* DIRECTIONS:
Search the entries for the word "Decode". Copy each line in which it is found.

* INPUT:

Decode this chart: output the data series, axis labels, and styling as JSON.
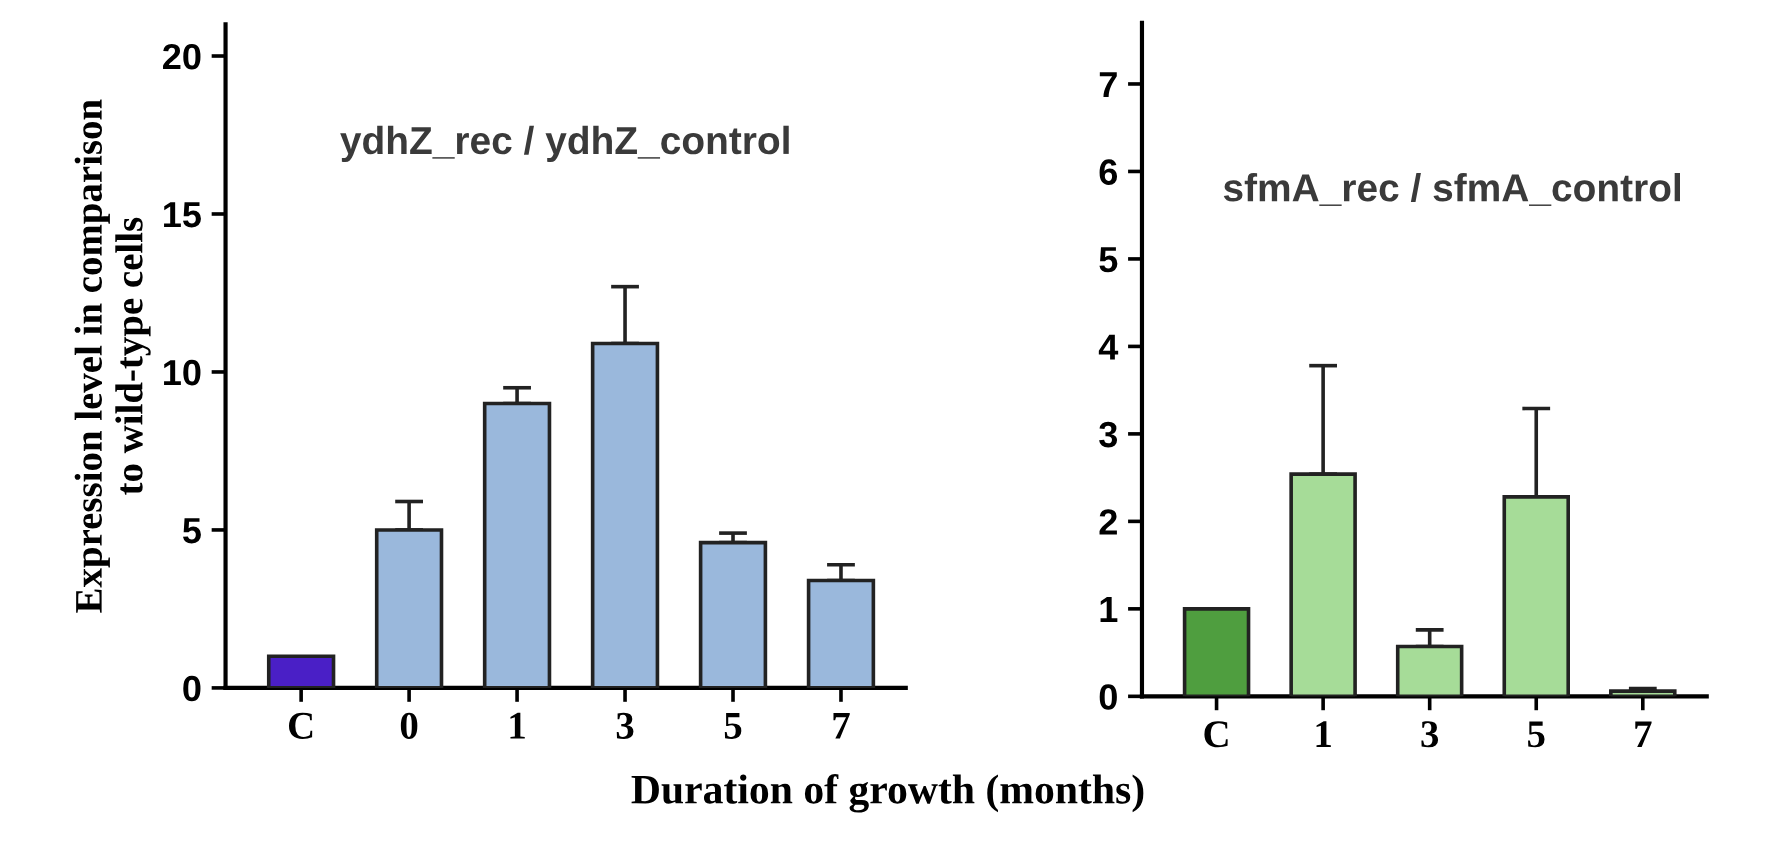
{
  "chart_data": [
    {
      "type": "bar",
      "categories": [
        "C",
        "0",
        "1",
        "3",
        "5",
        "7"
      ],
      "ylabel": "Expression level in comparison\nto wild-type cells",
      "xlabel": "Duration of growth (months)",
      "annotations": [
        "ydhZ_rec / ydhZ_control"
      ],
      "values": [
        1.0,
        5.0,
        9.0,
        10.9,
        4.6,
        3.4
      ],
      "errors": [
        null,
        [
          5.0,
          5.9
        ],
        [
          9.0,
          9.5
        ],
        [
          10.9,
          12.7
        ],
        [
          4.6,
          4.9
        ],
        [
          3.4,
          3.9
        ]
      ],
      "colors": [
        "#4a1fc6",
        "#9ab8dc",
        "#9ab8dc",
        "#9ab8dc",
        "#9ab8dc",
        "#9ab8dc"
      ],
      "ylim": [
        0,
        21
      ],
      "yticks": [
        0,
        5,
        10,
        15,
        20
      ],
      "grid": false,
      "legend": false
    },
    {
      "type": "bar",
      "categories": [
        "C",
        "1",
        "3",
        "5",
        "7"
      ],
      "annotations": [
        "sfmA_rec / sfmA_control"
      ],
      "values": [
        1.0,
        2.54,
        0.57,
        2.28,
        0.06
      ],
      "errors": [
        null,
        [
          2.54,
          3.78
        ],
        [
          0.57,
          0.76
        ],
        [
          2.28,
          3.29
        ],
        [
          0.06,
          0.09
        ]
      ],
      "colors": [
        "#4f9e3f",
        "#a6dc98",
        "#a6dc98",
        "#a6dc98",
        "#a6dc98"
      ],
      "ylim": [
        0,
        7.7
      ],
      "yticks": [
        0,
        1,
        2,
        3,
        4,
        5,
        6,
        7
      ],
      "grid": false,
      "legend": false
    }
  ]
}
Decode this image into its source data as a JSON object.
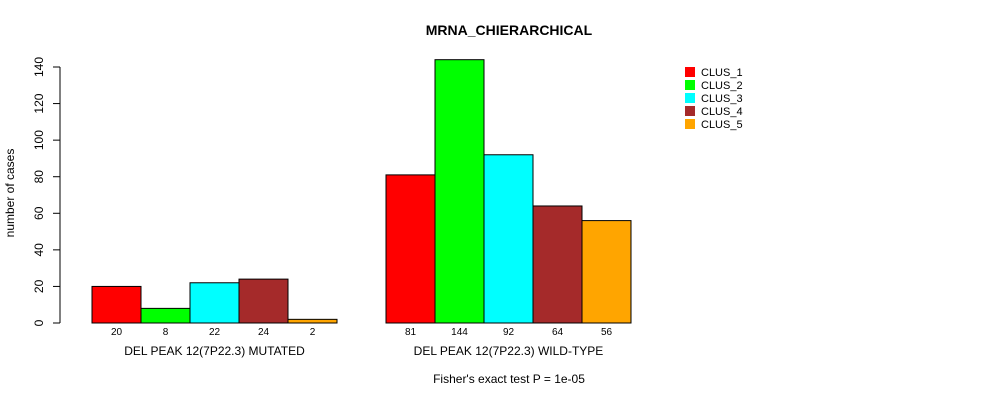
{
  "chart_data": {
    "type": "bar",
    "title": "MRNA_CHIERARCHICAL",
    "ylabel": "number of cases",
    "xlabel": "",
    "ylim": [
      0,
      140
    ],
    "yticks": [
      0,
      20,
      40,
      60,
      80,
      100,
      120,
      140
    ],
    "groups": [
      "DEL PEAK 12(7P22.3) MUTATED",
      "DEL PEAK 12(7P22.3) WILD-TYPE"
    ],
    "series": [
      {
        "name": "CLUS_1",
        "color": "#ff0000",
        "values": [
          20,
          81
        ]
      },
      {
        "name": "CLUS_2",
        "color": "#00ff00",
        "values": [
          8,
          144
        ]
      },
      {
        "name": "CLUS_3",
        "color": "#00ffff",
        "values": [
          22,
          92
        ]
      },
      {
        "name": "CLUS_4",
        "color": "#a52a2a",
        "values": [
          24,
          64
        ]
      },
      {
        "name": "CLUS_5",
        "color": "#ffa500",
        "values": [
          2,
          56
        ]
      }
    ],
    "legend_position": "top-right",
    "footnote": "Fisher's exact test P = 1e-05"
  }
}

* WRITTEN REPLY:
Decode this chart: output the data series, axis labels, and styling as JSON.
Decode this image into its source data as a JSON object.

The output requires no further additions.